**RECORDS TO USE**
════

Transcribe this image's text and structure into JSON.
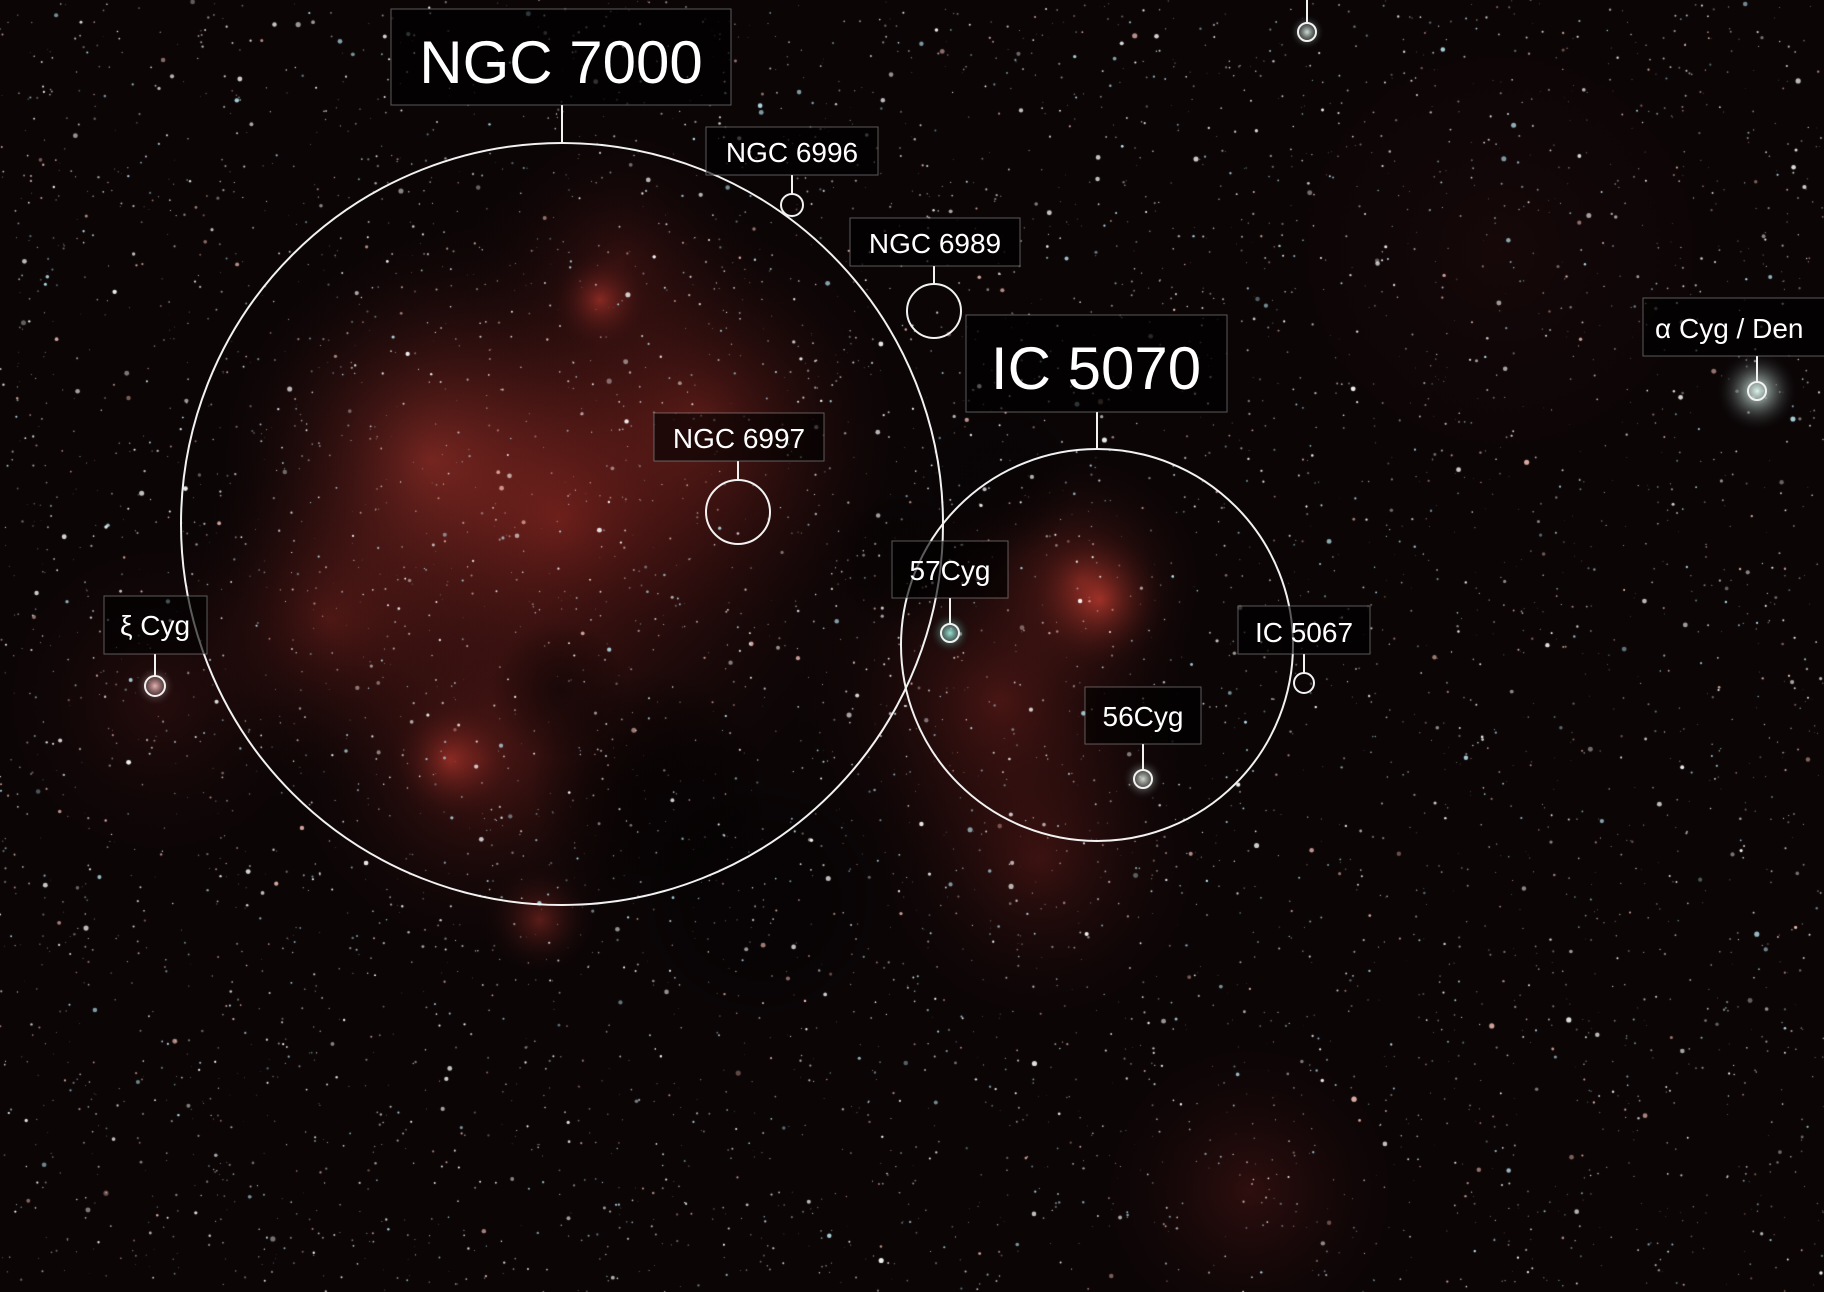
{
  "image": {
    "kind": "annotated-astrophotograph",
    "colors": {
      "background": "#0b0506",
      "nebula": "#b8362c",
      "annotation": "#f2f2f2"
    }
  },
  "labels": {
    "ngc7000": "NGC 7000",
    "ic5070": "IC 5070",
    "ngc6996": "NGC 6996",
    "ngc6989": "NGC 6989",
    "ngc6997": "NGC 6997",
    "cyg57": "57Cyg",
    "cyg56": "56Cyg",
    "ic5067": "IC 5067",
    "xi_cyg": "ξ Cyg",
    "deneb": "α Cyg / Den"
  }
}
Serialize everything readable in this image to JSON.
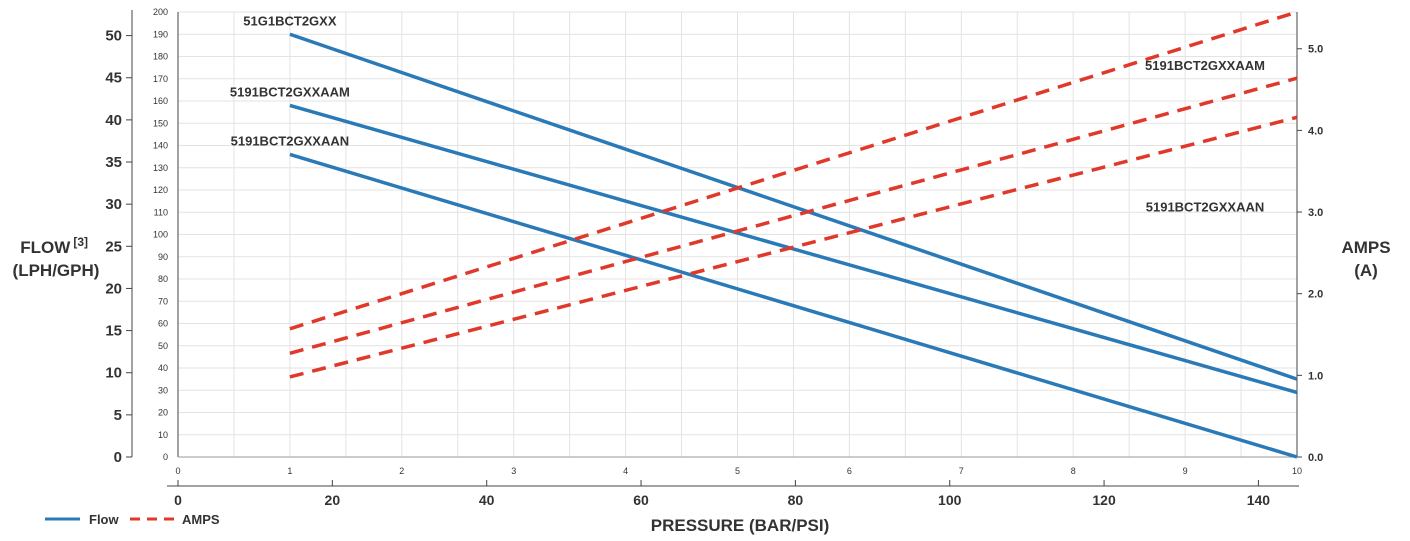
{
  "chart_data": {
    "type": "line",
    "x_axes": {
      "bar": {
        "ticks": [
          "0",
          "1",
          "2",
          "3",
          "4",
          "5",
          "6",
          "7",
          "8",
          "9",
          "10"
        ],
        "range": [
          0,
          10
        ]
      },
      "psi": {
        "ticks": [
          "0",
          "20",
          "40",
          "60",
          "80",
          "100",
          "120",
          "140"
        ],
        "range": [
          0,
          145
        ],
        "label": "PRESSURE (BAR/PSI)"
      }
    },
    "y_axes": {
      "flow_lph": {
        "ticks": [
          "0",
          "10",
          "20",
          "30",
          "40",
          "50",
          "60",
          "70",
          "80",
          "90",
          "100",
          "110",
          "120",
          "130",
          "140",
          "150",
          "160",
          "170",
          "180",
          "190",
          "200"
        ],
        "range": [
          0,
          200
        ]
      },
      "flow_gph": {
        "ticks": [
          "0",
          "5",
          "10",
          "15",
          "20",
          "25",
          "30",
          "35",
          "40",
          "45",
          "50"
        ],
        "range": [
          0,
          52.8
        ]
      },
      "flow_label_main": "FLOW",
      "flow_label_sup": "[3]",
      "flow_label_units": "(LPH/GPH)",
      "amps": {
        "ticks": [
          "0.0",
          "1.0",
          "2.0",
          "3.0",
          "4.0",
          "5.0"
        ],
        "range": [
          0,
          5.45
        ],
        "label_line1": "AMPS",
        "label_line2": "(A)"
      }
    },
    "grid": true,
    "series": [
      {
        "label": "51G1BCT2GXX",
        "kind": "flow",
        "x": [
          1,
          10
        ],
        "y": [
          190,
          35
        ],
        "color": "#2a7ab8"
      },
      {
        "label": "5191BCT2GXXAAM",
        "kind": "flow",
        "x": [
          1,
          10
        ],
        "y": [
          158,
          29
        ],
        "color": "#2a7ab8"
      },
      {
        "label": "5191BCT2GXXAAN",
        "kind": "flow",
        "x": [
          1,
          10
        ],
        "y": [
          136,
          0
        ],
        "color": "#2a7ab8"
      },
      {
        "label": "51G1BCT2GXX",
        "kind": "amps",
        "x": [
          1,
          10
        ],
        "y": [
          1.57,
          5.45
        ],
        "color": "#e0392b"
      },
      {
        "label": "5191BCT2GXXAAM",
        "kind": "amps",
        "x": [
          1,
          10
        ],
        "y": [
          1.27,
          4.64
        ],
        "color": "#e0392b"
      },
      {
        "label": "5191BCT2GXXAAN",
        "kind": "amps",
        "x": [
          1,
          10
        ],
        "y": [
          0.98,
          4.16
        ],
        "color": "#e0392b"
      }
    ],
    "legend": [
      {
        "name": "Flow",
        "style": "solid",
        "color": "#2a7ab8"
      },
      {
        "name": "AMPS",
        "style": "dashed",
        "color": "#e0392b"
      }
    ],
    "legend_position": "bottom-left"
  }
}
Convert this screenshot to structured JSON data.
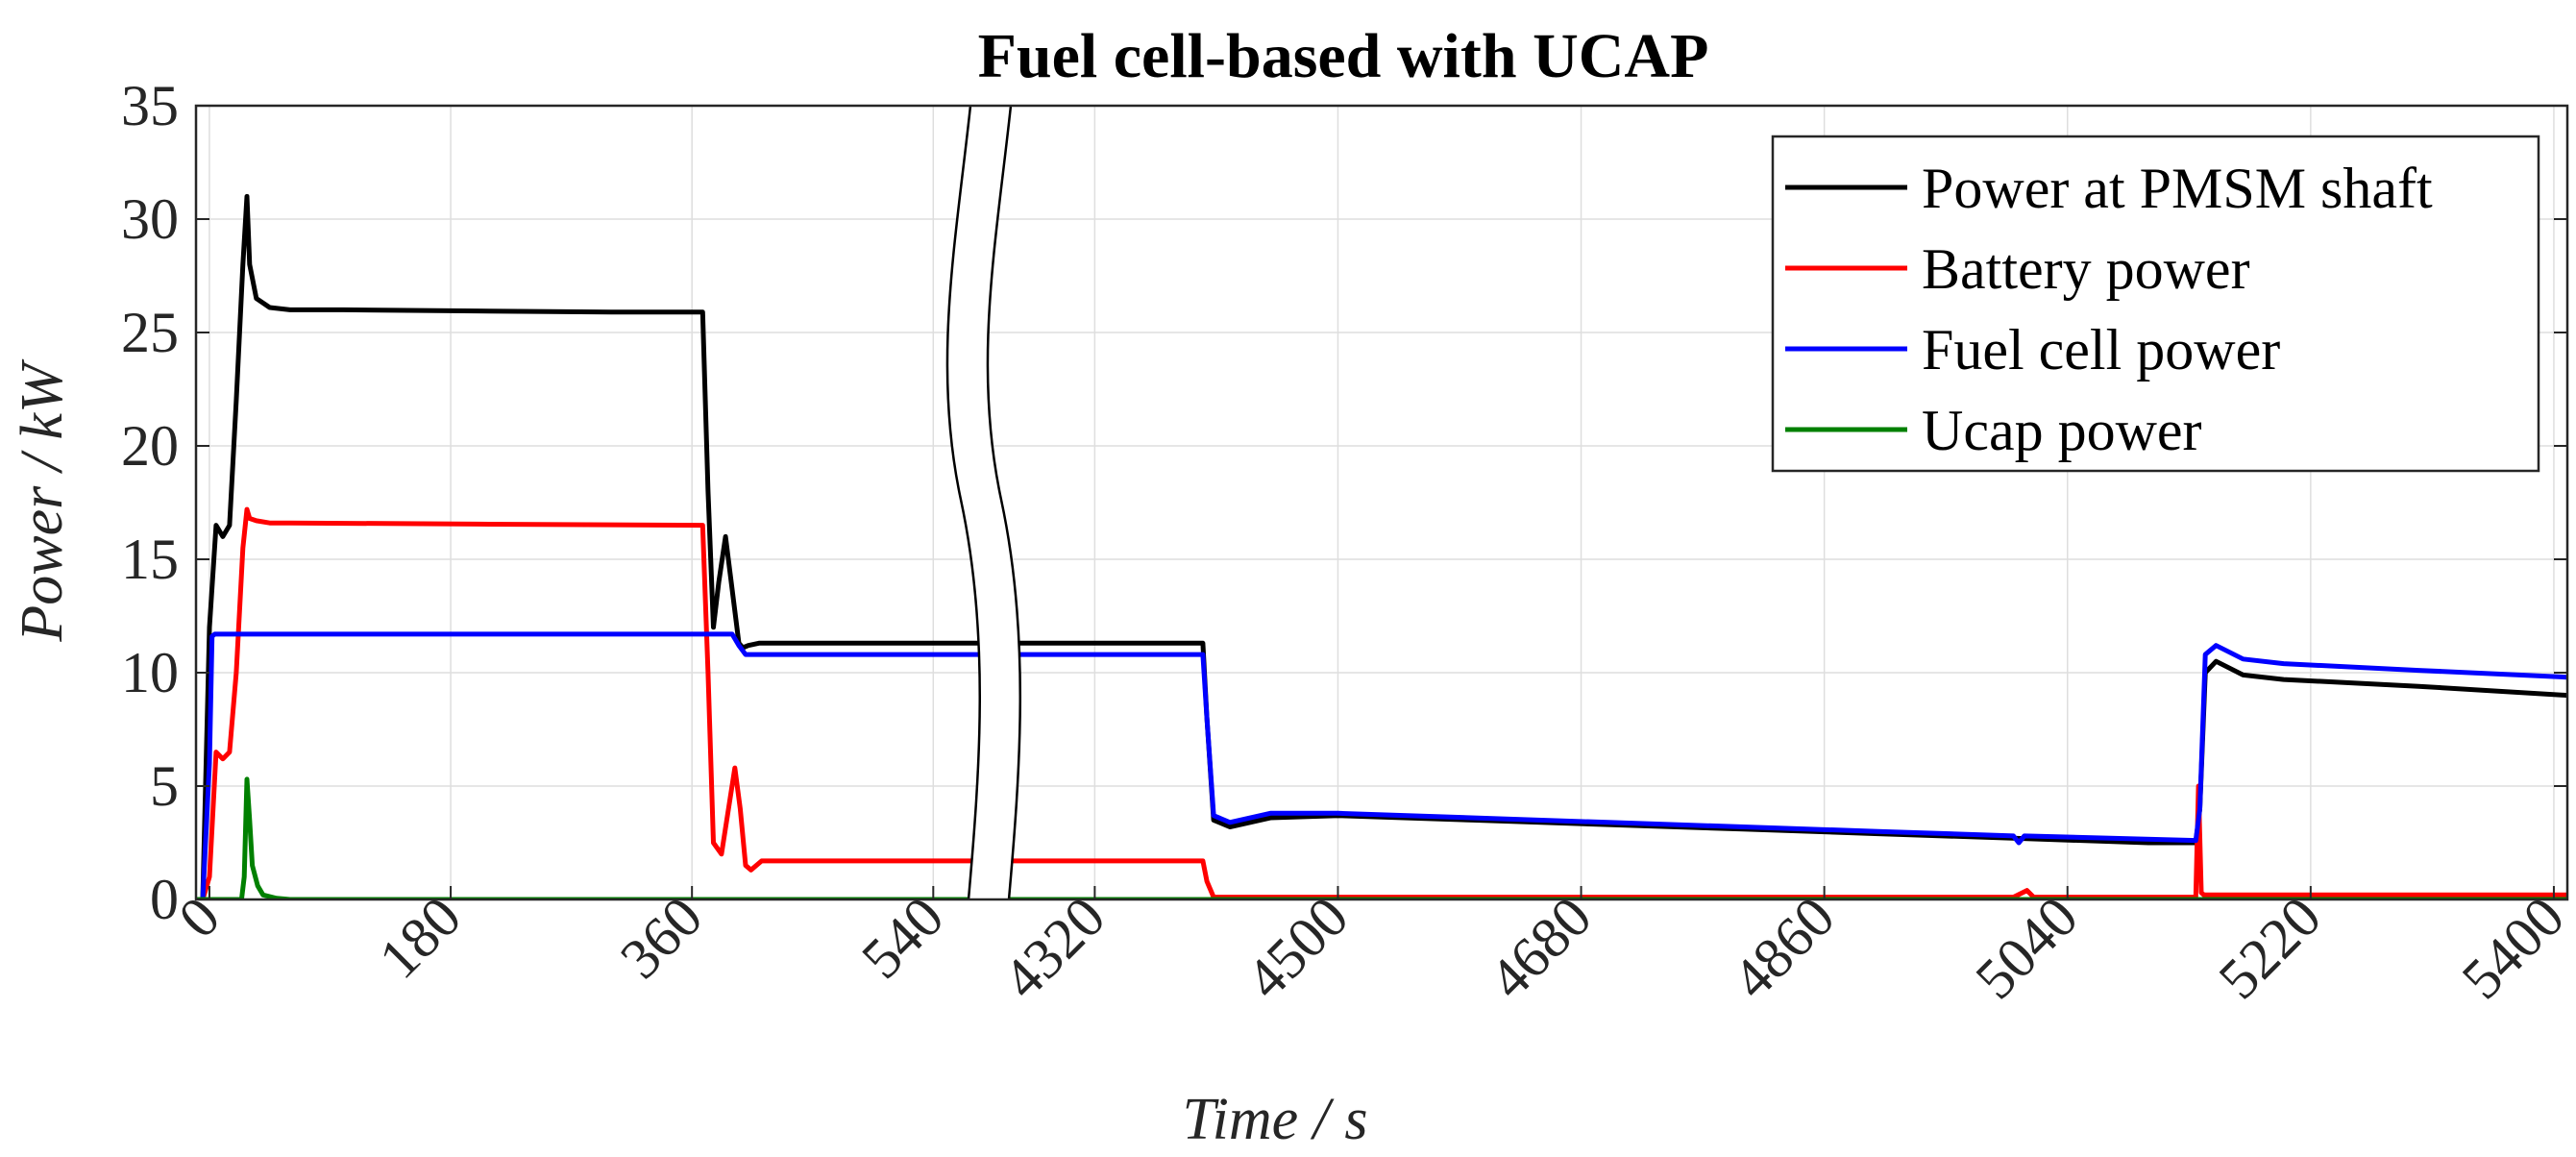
{
  "chart_data": {
    "type": "line",
    "title": "Fuel cell-based with UCAP",
    "xlabel": "Time / s",
    "ylabel": "Power / kW",
    "ylim": [
      0,
      35
    ],
    "yticks": [
      0,
      5,
      10,
      15,
      20,
      25,
      30,
      35
    ],
    "grid": true,
    "axis_break": {
      "after": 540,
      "resume": 4260
    },
    "segments": [
      {
        "xlim": [
          -10,
          600
        ],
        "xticks": [
          "0",
          "180",
          "360",
          "540"
        ],
        "tick_values": [
          0,
          180,
          360,
          540
        ]
      },
      {
        "xlim": [
          4260,
          5410
        ],
        "xticks": [
          "4320",
          "4500",
          "4680",
          "4860",
          "5040",
          "5220",
          "5400"
        ],
        "tick_values": [
          4320,
          4500,
          4680,
          4860,
          5040,
          5220,
          5400
        ]
      }
    ],
    "legend_position": "top-right",
    "series": [
      {
        "name": "Power at PMSM shaft",
        "color": "#000000",
        "x": [
          -10,
          -5,
          0,
          5,
          10,
          15,
          20,
          25,
          28,
          30,
          35,
          45,
          60,
          100,
          200,
          300,
          368,
          372,
          376,
          380,
          385,
          395,
          398,
          402,
          410,
          430,
          600,
          4260,
          4400,
          4403,
          4408,
          4420,
          4450,
          4500,
          4600,
          4700,
          4800,
          4900,
          5000,
          5100,
          5135,
          5138,
          5142,
          5150,
          5170,
          5200,
          5300,
          5410
        ],
        "values": [
          0,
          0,
          12,
          16.5,
          16,
          16.5,
          22,
          28,
          31,
          28,
          26.5,
          26.1,
          26,
          26,
          25.95,
          25.9,
          25.9,
          18,
          12,
          14,
          16,
          11.3,
          11.1,
          11.2,
          11.3,
          11.3,
          11.3,
          11.3,
          11.3,
          8,
          3.5,
          3.2,
          3.6,
          3.7,
          3.5,
          3.3,
          3.1,
          2.9,
          2.7,
          2.5,
          2.5,
          4,
          10,
          10.5,
          9.9,
          9.7,
          9.4,
          9.0
        ]
      },
      {
        "name": "Battery power",
        "color": "#ff0000",
        "x": [
          -10,
          -5,
          0,
          5,
          10,
          15,
          20,
          25,
          28,
          30,
          35,
          45,
          60,
          200,
          368,
          372,
          376,
          382,
          392,
          396,
          400,
          404,
          412,
          430,
          600,
          4260,
          4400,
          4403,
          4408,
          4500,
          5000,
          5010,
          5015,
          5020,
          5030,
          5135,
          5137,
          5139,
          5141,
          5143,
          5150,
          5300,
          5410
        ],
        "values": [
          0,
          0,
          1,
          6.5,
          6.2,
          6.5,
          10,
          15.5,
          17.2,
          16.8,
          16.7,
          16.6,
          16.6,
          16.55,
          16.5,
          10,
          2.5,
          2.0,
          5.8,
          4.0,
          1.5,
          1.3,
          1.7,
          1.7,
          1.7,
          1.7,
          1.7,
          0.8,
          0.1,
          0.1,
          0.1,
          0.4,
          0.1,
          0.1,
          0.1,
          0.1,
          5.0,
          0.3,
          0.2,
          0.2,
          0.2,
          0.2,
          0.2
        ]
      },
      {
        "name": "Fuel cell power",
        "color": "#0000ff",
        "x": [
          -10,
          -5,
          0,
          2,
          4,
          100,
          200,
          300,
          390,
          395,
          400,
          420,
          600,
          4260,
          4400,
          4403,
          4408,
          4420,
          4450,
          4500,
          4700,
          4900,
          5000,
          5004,
          5008,
          5135,
          5138,
          5142,
          5150,
          5170,
          5200,
          5300,
          5410
        ],
        "values": [
          0,
          0,
          6,
          11.6,
          11.7,
          11.7,
          11.7,
          11.7,
          11.7,
          11.2,
          10.8,
          10.8,
          10.8,
          10.8,
          10.8,
          8,
          3.7,
          3.4,
          3.8,
          3.8,
          3.4,
          3.0,
          2.8,
          2.5,
          2.8,
          2.6,
          4,
          10.8,
          11.2,
          10.6,
          10.4,
          10.1,
          9.8
        ]
      },
      {
        "name": "Ucap power",
        "color": "#008000",
        "x": [
          -10,
          -5,
          0,
          20,
          24,
          26,
          28,
          30,
          32,
          36,
          40,
          50,
          60,
          600,
          4260,
          5410
        ],
        "values": [
          0,
          0,
          0,
          0,
          0,
          1.0,
          5.3,
          3.5,
          1.5,
          0.6,
          0.2,
          0.05,
          0,
          0,
          0,
          0
        ]
      }
    ]
  }
}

════

**GOAL**
In the records above, find each line with the word "Fuel" and copy it.

**COMPLETE OUTPUT**
    "title": "Fuel cell-based with UCAP",
        "name": "Fuel cell power",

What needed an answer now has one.